▶ [TASK BRIEF] Extract the listing below in full, unchanged.

▶ [RAW RECORDS]
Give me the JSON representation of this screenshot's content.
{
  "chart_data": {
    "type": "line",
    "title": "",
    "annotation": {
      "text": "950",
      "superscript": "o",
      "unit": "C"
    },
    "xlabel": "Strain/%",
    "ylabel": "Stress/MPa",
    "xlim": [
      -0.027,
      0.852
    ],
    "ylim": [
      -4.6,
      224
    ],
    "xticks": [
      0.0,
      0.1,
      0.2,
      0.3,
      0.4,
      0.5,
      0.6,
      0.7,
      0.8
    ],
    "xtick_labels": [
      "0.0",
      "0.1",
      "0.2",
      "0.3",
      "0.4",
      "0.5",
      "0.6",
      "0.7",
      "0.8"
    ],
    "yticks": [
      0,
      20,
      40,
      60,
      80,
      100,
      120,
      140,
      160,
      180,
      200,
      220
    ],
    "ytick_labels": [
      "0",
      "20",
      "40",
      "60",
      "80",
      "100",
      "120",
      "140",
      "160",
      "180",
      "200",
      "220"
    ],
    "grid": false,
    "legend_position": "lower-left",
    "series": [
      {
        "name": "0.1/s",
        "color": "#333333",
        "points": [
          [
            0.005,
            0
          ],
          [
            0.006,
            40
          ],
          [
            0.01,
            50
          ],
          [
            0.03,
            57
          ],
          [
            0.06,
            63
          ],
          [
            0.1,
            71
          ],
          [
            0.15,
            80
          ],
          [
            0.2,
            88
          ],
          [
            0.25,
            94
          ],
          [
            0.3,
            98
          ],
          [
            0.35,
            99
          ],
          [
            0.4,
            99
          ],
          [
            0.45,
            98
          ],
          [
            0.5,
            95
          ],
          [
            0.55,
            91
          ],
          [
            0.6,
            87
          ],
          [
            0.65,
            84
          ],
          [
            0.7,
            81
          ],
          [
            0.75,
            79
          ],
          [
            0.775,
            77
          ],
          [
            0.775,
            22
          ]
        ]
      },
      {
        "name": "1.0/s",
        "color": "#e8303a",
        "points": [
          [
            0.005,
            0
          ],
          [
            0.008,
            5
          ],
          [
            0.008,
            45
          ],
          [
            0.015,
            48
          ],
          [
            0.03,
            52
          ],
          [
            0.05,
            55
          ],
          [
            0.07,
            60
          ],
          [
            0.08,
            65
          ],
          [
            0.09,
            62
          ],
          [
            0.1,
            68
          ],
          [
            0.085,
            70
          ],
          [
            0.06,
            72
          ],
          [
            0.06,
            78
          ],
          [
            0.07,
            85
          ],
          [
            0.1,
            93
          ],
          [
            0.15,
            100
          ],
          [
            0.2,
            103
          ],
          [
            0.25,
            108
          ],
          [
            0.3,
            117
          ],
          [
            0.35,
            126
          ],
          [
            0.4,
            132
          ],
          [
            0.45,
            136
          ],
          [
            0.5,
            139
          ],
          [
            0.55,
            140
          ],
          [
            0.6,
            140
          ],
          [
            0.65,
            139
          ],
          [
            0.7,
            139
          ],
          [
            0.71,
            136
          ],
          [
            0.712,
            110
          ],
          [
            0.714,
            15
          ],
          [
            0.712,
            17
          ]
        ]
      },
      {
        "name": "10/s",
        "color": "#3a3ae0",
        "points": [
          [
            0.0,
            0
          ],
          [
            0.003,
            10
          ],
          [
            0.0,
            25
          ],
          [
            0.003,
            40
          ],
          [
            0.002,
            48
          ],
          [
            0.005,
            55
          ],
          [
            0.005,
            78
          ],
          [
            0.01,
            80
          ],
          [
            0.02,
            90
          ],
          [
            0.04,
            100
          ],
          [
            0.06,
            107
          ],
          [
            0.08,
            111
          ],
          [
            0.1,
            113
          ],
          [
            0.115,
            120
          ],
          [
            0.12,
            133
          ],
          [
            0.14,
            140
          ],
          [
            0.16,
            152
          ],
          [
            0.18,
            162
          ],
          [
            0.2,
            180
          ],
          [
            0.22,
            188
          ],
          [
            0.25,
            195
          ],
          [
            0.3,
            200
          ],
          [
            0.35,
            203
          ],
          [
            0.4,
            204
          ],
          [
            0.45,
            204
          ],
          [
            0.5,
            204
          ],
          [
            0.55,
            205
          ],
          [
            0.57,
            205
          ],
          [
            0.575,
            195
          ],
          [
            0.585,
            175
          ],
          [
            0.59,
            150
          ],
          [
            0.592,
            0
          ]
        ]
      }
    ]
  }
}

▶ [ANSWER FOR THIS EXERCISE]
Give me the JSON representation of this screenshot's content.
{
  "chart_data": {
    "type": "line",
    "title": "",
    "annotation": {
      "text": "950",
      "superscript": "o",
      "unit": "C"
    },
    "xlabel": "Strain/%",
    "ylabel": "Stress/MPa",
    "xlim": [
      -0.027,
      0.852
    ],
    "ylim": [
      -4.6,
      224
    ],
    "xticks": [
      0.0,
      0.1,
      0.2,
      0.3,
      0.4,
      0.5,
      0.6,
      0.7,
      0.8
    ],
    "xtick_labels": [
      "0.0",
      "0.1",
      "0.2",
      "0.3",
      "0.4",
      "0.5",
      "0.6",
      "0.7",
      "0.8"
    ],
    "yticks": [
      0,
      20,
      40,
      60,
      80,
      100,
      120,
      140,
      160,
      180,
      200,
      220
    ],
    "ytick_labels": [
      "0",
      "20",
      "40",
      "60",
      "80",
      "100",
      "120",
      "140",
      "160",
      "180",
      "200",
      "220"
    ],
    "grid": false,
    "legend_position": "lower-left",
    "series": [
      {
        "name": "0.1/s",
        "color": "#333333",
        "points": [
          [
            0.005,
            0
          ],
          [
            0.006,
            40
          ],
          [
            0.01,
            50
          ],
          [
            0.03,
            57
          ],
          [
            0.06,
            63
          ],
          [
            0.1,
            71
          ],
          [
            0.15,
            80
          ],
          [
            0.2,
            88
          ],
          [
            0.25,
            94
          ],
          [
            0.3,
            98
          ],
          [
            0.35,
            99
          ],
          [
            0.4,
            99
          ],
          [
            0.45,
            98
          ],
          [
            0.5,
            95
          ],
          [
            0.55,
            91
          ],
          [
            0.6,
            87
          ],
          [
            0.65,
            84
          ],
          [
            0.7,
            81
          ],
          [
            0.75,
            79
          ],
          [
            0.775,
            77
          ],
          [
            0.775,
            22
          ]
        ]
      },
      {
        "name": "1.0/s",
        "color": "#e8303a",
        "points": [
          [
            0.005,
            0
          ],
          [
            0.008,
            5
          ],
          [
            0.008,
            45
          ],
          [
            0.015,
            48
          ],
          [
            0.03,
            52
          ],
          [
            0.05,
            55
          ],
          [
            0.07,
            60
          ],
          [
            0.08,
            65
          ],
          [
            0.09,
            62
          ],
          [
            0.1,
            68
          ],
          [
            0.085,
            70
          ],
          [
            0.06,
            72
          ],
          [
            0.06,
            78
          ],
          [
            0.07,
            85
          ],
          [
            0.1,
            93
          ],
          [
            0.15,
            100
          ],
          [
            0.2,
            103
          ],
          [
            0.25,
            108
          ],
          [
            0.3,
            117
          ],
          [
            0.35,
            126
          ],
          [
            0.4,
            132
          ],
          [
            0.45,
            136
          ],
          [
            0.5,
            139
          ],
          [
            0.55,
            140
          ],
          [
            0.6,
            140
          ],
          [
            0.65,
            139
          ],
          [
            0.7,
            139
          ],
          [
            0.71,
            136
          ],
          [
            0.712,
            110
          ],
          [
            0.714,
            15
          ],
          [
            0.712,
            17
          ]
        ]
      },
      {
        "name": "10/s",
        "color": "#3a3ae0",
        "points": [
          [
            0.0,
            0
          ],
          [
            0.003,
            10
          ],
          [
            0.0,
            25
          ],
          [
            0.003,
            40
          ],
          [
            0.002,
            48
          ],
          [
            0.005,
            55
          ],
          [
            0.005,
            78
          ],
          [
            0.01,
            80
          ],
          [
            0.02,
            90
          ],
          [
            0.04,
            100
          ],
          [
            0.06,
            107
          ],
          [
            0.08,
            111
          ],
          [
            0.1,
            113
          ],
          [
            0.115,
            120
          ],
          [
            0.12,
            133
          ],
          [
            0.14,
            140
          ],
          [
            0.16,
            152
          ],
          [
            0.18,
            162
          ],
          [
            0.2,
            180
          ],
          [
            0.22,
            188
          ],
          [
            0.25,
            195
          ],
          [
            0.3,
            200
          ],
          [
            0.35,
            203
          ],
          [
            0.4,
            204
          ],
          [
            0.45,
            204
          ],
          [
            0.5,
            204
          ],
          [
            0.55,
            205
          ],
          [
            0.57,
            205
          ],
          [
            0.575,
            195
          ],
          [
            0.585,
            175
          ],
          [
            0.59,
            150
          ],
          [
            0.592,
            0
          ]
        ]
      }
    ]
  }
}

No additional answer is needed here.